— Required task —
Go through the data below and gather each line containing "this".

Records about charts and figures
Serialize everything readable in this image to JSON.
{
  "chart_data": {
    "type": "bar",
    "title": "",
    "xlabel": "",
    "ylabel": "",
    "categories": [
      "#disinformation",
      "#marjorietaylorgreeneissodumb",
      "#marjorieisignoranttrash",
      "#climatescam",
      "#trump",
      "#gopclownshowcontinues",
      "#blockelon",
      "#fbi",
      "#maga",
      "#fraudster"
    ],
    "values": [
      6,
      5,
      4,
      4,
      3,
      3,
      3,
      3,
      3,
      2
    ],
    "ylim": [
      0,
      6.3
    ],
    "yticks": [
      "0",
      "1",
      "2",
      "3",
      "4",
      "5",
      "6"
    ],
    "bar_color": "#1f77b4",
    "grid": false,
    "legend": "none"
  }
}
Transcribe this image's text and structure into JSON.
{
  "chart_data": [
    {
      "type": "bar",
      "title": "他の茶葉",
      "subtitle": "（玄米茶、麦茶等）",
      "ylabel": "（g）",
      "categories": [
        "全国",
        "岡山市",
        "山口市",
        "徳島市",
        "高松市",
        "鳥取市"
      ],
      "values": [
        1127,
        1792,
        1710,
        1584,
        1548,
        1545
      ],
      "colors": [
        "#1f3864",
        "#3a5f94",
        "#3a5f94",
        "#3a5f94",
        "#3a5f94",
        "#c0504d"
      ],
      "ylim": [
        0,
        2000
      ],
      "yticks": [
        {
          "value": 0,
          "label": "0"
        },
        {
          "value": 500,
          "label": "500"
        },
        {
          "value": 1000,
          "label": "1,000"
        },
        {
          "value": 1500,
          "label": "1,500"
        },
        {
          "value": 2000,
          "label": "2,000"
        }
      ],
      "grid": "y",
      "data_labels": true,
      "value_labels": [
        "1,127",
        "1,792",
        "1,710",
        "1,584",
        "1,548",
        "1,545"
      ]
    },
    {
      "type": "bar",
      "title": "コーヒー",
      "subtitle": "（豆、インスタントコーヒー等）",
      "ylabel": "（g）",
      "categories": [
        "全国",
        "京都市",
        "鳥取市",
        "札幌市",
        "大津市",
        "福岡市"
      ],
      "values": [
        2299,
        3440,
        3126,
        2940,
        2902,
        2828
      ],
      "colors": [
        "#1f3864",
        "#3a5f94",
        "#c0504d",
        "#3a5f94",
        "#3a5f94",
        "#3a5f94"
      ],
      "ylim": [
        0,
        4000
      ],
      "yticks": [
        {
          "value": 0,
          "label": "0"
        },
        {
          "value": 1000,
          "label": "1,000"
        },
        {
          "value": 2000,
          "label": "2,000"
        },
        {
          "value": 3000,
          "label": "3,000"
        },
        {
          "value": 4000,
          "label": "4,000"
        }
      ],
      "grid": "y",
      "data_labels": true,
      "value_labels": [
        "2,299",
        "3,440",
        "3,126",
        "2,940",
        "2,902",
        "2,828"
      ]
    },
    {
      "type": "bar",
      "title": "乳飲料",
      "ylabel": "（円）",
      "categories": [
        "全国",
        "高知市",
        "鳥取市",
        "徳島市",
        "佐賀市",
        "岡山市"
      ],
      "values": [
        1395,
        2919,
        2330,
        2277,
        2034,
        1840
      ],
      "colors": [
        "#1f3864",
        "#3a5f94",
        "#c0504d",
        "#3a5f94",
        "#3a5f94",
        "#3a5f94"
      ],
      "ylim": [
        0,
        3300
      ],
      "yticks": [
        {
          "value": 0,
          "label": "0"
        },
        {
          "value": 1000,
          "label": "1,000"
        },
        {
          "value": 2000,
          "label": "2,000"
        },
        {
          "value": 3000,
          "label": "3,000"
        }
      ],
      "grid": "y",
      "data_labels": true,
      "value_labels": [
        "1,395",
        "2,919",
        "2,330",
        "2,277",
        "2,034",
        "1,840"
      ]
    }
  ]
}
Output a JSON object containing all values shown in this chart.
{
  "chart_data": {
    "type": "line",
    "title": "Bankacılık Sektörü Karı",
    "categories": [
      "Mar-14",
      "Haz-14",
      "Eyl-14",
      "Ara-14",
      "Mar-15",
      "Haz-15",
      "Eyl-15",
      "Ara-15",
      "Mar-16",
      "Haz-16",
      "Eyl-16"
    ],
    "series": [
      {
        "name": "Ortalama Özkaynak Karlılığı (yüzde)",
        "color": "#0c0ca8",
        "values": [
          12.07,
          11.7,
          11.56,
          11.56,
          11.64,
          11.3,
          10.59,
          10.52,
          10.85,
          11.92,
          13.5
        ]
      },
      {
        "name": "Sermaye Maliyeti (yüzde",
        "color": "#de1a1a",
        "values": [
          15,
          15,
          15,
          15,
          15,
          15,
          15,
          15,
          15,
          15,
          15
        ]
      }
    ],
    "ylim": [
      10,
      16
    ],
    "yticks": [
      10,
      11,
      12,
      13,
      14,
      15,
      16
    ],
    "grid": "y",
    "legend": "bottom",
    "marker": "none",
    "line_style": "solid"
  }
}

— Result —
Serialize everything readable in this image to JSON.
Transcribe this image's text and structure into JSON.
Output a JSON object containing all values shown in this chart.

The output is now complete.